■ SHORT TASK
Write the data out again, character for character, with no images.
====================
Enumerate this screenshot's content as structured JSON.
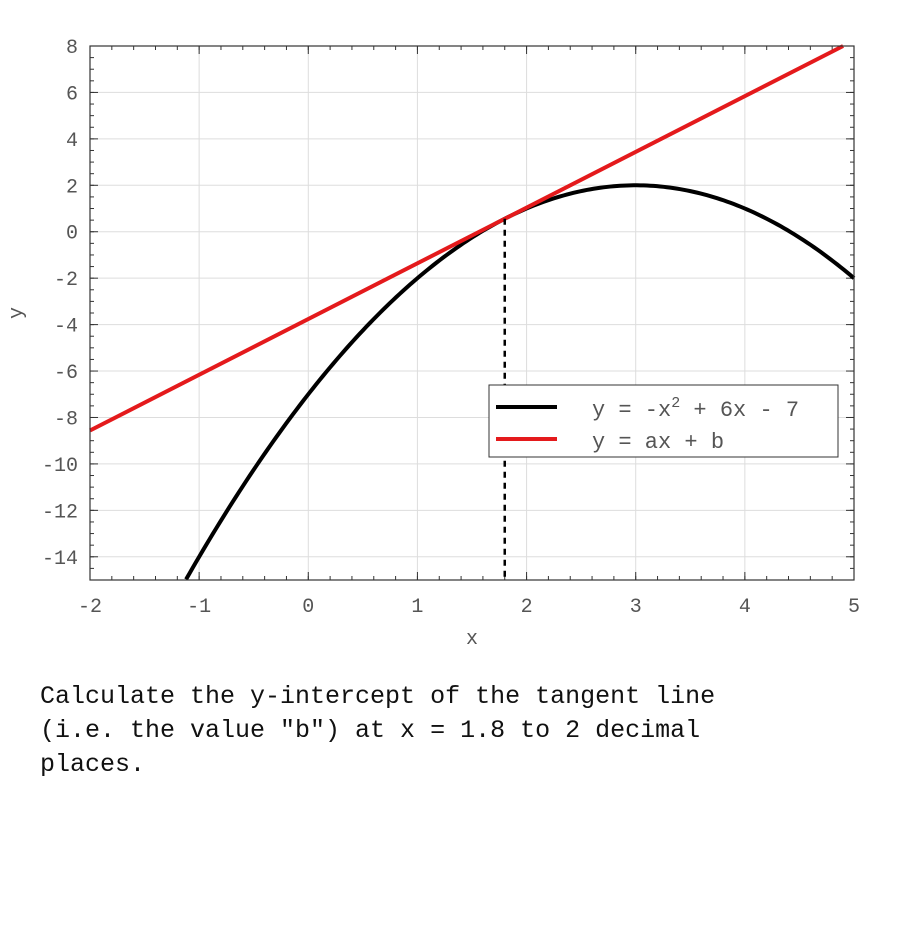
{
  "chart_data": {
    "type": "line",
    "xlabel": "x",
    "ylabel": "y",
    "xlim": [
      -2,
      5
    ],
    "ylim": [
      -15,
      8
    ],
    "xticks": [
      -2,
      -1,
      0,
      1,
      2,
      3,
      4,
      5
    ],
    "yticks": [
      8,
      6,
      4,
      2,
      0,
      -2,
      -4,
      -6,
      -8,
      -10,
      -12,
      -14
    ],
    "grid": true,
    "legend_position": "right-middle",
    "series": [
      {
        "name": "y = -x^2 + 6x - 7",
        "legend_main": "y = -x",
        "legend_sup": "2",
        "legend_tail": " + 6x - 7",
        "function": "-x^2 + 6x - 7",
        "color": "#000000",
        "x_start": -1.12,
        "x_end": 5
      },
      {
        "name": "y = ax + b",
        "legend_main": "y = ax + b",
        "color": "#e41a1c",
        "a": 2.4,
        "b": -3.76,
        "x_start": -2,
        "x_end": 4.9
      }
    ],
    "marker_line": {
      "x": 1.8,
      "style": "dashed",
      "color": "#000000",
      "y_top": 0.56
    }
  },
  "question": {
    "text": "Calculate the y-intercept of the tangent line\n(i.e. the value \"b\") at x = 1.8 to 2 decimal\nplaces."
  }
}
====================
■ EXERCISE RESPONSE
Enumerate this screenshot's content as structured JSON.
{
  "chart_data": {
    "type": "line",
    "xlabel": "x",
    "ylabel": "y",
    "xlim": [
      -2,
      5
    ],
    "ylim": [
      -15,
      8
    ],
    "xticks": [
      -2,
      -1,
      0,
      1,
      2,
      3,
      4,
      5
    ],
    "yticks": [
      8,
      6,
      4,
      2,
      0,
      -2,
      -4,
      -6,
      -8,
      -10,
      -12,
      -14
    ],
    "grid": true,
    "legend_position": "right-middle",
    "series": [
      {
        "name": "y = -x^2 + 6x - 7",
        "legend_main": "y = -x",
        "legend_sup": "2",
        "legend_tail": " + 6x - 7",
        "function": "-x^2 + 6x - 7",
        "color": "#000000",
        "x_start": -1.12,
        "x_end": 5
      },
      {
        "name": "y = ax + b",
        "legend_main": "y = ax + b",
        "color": "#e41a1c",
        "a": 2.4,
        "b": -3.76,
        "x_start": -2,
        "x_end": 4.9
      }
    ],
    "marker_line": {
      "x": 1.8,
      "style": "dashed",
      "color": "#000000",
      "y_top": 0.56
    }
  },
  "question": {
    "text": "Calculate the y-intercept of the tangent line\n(i.e. the value \"b\") at x = 1.8 to 2 decimal\nplaces."
  }
}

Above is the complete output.